Objective:
Will you write out all the entries below exactly?
-- Start of Dataset extract --
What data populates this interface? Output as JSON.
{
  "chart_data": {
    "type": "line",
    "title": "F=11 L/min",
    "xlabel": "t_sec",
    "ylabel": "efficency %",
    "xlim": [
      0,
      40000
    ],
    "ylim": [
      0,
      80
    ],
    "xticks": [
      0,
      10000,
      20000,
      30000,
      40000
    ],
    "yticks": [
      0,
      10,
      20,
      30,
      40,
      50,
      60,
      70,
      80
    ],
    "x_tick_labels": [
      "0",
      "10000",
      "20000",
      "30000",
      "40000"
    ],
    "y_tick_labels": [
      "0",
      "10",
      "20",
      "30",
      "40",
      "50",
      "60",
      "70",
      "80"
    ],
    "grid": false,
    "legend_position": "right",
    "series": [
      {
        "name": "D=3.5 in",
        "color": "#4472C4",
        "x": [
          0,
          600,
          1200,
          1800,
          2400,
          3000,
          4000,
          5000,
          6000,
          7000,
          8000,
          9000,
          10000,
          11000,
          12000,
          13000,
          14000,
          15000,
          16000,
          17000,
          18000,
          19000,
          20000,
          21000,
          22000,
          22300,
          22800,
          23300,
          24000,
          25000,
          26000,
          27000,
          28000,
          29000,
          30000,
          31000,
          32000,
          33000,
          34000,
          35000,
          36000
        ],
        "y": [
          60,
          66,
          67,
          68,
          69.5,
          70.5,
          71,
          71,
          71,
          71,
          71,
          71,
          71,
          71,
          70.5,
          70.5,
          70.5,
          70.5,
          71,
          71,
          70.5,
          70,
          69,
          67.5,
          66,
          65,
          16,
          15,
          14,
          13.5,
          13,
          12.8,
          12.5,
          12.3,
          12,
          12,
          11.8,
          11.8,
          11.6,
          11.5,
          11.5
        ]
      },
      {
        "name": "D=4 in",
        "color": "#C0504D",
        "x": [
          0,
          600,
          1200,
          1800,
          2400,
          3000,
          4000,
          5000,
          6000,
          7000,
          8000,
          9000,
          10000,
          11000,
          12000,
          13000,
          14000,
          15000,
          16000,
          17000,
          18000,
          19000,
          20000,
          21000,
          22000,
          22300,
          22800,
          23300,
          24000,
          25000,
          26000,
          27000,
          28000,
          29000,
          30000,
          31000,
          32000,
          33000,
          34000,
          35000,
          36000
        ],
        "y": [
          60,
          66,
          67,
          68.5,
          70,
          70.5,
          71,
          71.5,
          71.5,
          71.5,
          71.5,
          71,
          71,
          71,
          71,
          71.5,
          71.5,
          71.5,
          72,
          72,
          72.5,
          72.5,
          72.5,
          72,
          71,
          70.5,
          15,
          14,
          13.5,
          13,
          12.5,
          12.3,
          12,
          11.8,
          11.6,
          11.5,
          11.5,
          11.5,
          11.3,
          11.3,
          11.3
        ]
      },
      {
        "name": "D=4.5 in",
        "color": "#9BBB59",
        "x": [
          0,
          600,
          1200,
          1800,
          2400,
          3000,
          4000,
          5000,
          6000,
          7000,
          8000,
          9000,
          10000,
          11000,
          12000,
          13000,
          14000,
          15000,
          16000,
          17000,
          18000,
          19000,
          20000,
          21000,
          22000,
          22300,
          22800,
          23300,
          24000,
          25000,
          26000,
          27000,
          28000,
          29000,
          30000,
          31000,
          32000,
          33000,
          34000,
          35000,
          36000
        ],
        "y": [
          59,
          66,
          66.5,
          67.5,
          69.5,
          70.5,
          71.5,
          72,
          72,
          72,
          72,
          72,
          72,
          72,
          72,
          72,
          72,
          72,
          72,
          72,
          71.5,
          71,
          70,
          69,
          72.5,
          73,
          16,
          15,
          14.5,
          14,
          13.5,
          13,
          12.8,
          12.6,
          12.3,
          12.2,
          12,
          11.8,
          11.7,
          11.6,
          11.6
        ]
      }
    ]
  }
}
-- End of Dataset extract --
Result:
What data populates this interface? Output as JSON.
{
  "chart_data": {
    "type": "line",
    "title": "F=11 L/min",
    "xlabel": "t_sec",
    "ylabel": "efficency %",
    "xlim": [
      0,
      40000
    ],
    "ylim": [
      0,
      80
    ],
    "xticks": [
      0,
      10000,
      20000,
      30000,
      40000
    ],
    "yticks": [
      0,
      10,
      20,
      30,
      40,
      50,
      60,
      70,
      80
    ],
    "x_tick_labels": [
      "0",
      "10000",
      "20000",
      "30000",
      "40000"
    ],
    "y_tick_labels": [
      "0",
      "10",
      "20",
      "30",
      "40",
      "50",
      "60",
      "70",
      "80"
    ],
    "grid": false,
    "legend_position": "right",
    "series": [
      {
        "name": "D=3.5 in",
        "color": "#4472C4",
        "x": [
          0,
          600,
          1200,
          1800,
          2400,
          3000,
          4000,
          5000,
          6000,
          7000,
          8000,
          9000,
          10000,
          11000,
          12000,
          13000,
          14000,
          15000,
          16000,
          17000,
          18000,
          19000,
          20000,
          21000,
          22000,
          22300,
          22800,
          23300,
          24000,
          25000,
          26000,
          27000,
          28000,
          29000,
          30000,
          31000,
          32000,
          33000,
          34000,
          35000,
          36000
        ],
        "y": [
          60,
          66,
          67,
          68,
          69.5,
          70.5,
          71,
          71,
          71,
          71,
          71,
          71,
          71,
          71,
          70.5,
          70.5,
          70.5,
          70.5,
          71,
          71,
          70.5,
          70,
          69,
          67.5,
          66,
          65,
          16,
          15,
          14,
          13.5,
          13,
          12.8,
          12.5,
          12.3,
          12,
          12,
          11.8,
          11.8,
          11.6,
          11.5,
          11.5
        ]
      },
      {
        "name": "D=4 in",
        "color": "#C0504D",
        "x": [
          0,
          600,
          1200,
          1800,
          2400,
          3000,
          4000,
          5000,
          6000,
          7000,
          8000,
          9000,
          10000,
          11000,
          12000,
          13000,
          14000,
          15000,
          16000,
          17000,
          18000,
          19000,
          20000,
          21000,
          22000,
          22300,
          22800,
          23300,
          24000,
          25000,
          26000,
          27000,
          28000,
          29000,
          30000,
          31000,
          32000,
          33000,
          34000,
          35000,
          36000
        ],
        "y": [
          60,
          66,
          67,
          68.5,
          70,
          70.5,
          71,
          71.5,
          71.5,
          71.5,
          71.5,
          71,
          71,
          71,
          71,
          71.5,
          71.5,
          71.5,
          72,
          72,
          72.5,
          72.5,
          72.5,
          72,
          71,
          70.5,
          15,
          14,
          13.5,
          13,
          12.5,
          12.3,
          12,
          11.8,
          11.6,
          11.5,
          11.5,
          11.5,
          11.3,
          11.3,
          11.3
        ]
      },
      {
        "name": "D=4.5 in",
        "color": "#9BBB59",
        "x": [
          0,
          600,
          1200,
          1800,
          2400,
          3000,
          4000,
          5000,
          6000,
          7000,
          8000,
          9000,
          10000,
          11000,
          12000,
          13000,
          14000,
          15000,
          16000,
          17000,
          18000,
          19000,
          20000,
          21000,
          22000,
          22300,
          22800,
          23300,
          24000,
          25000,
          26000,
          27000,
          28000,
          29000,
          30000,
          31000,
          32000,
          33000,
          34000,
          35000,
          36000
        ],
        "y": [
          59,
          66,
          66.5,
          67.5,
          69.5,
          70.5,
          71.5,
          72,
          72,
          72,
          72,
          72,
          72,
          72,
          72,
          72,
          72,
          72,
          72,
          72,
          71.5,
          71,
          70,
          69,
          72.5,
          73,
          16,
          15,
          14.5,
          14,
          13.5,
          13,
          12.8,
          12.6,
          12.3,
          12.2,
          12,
          11.8,
          11.7,
          11.6,
          11.6
        ]
      }
    ]
  }
}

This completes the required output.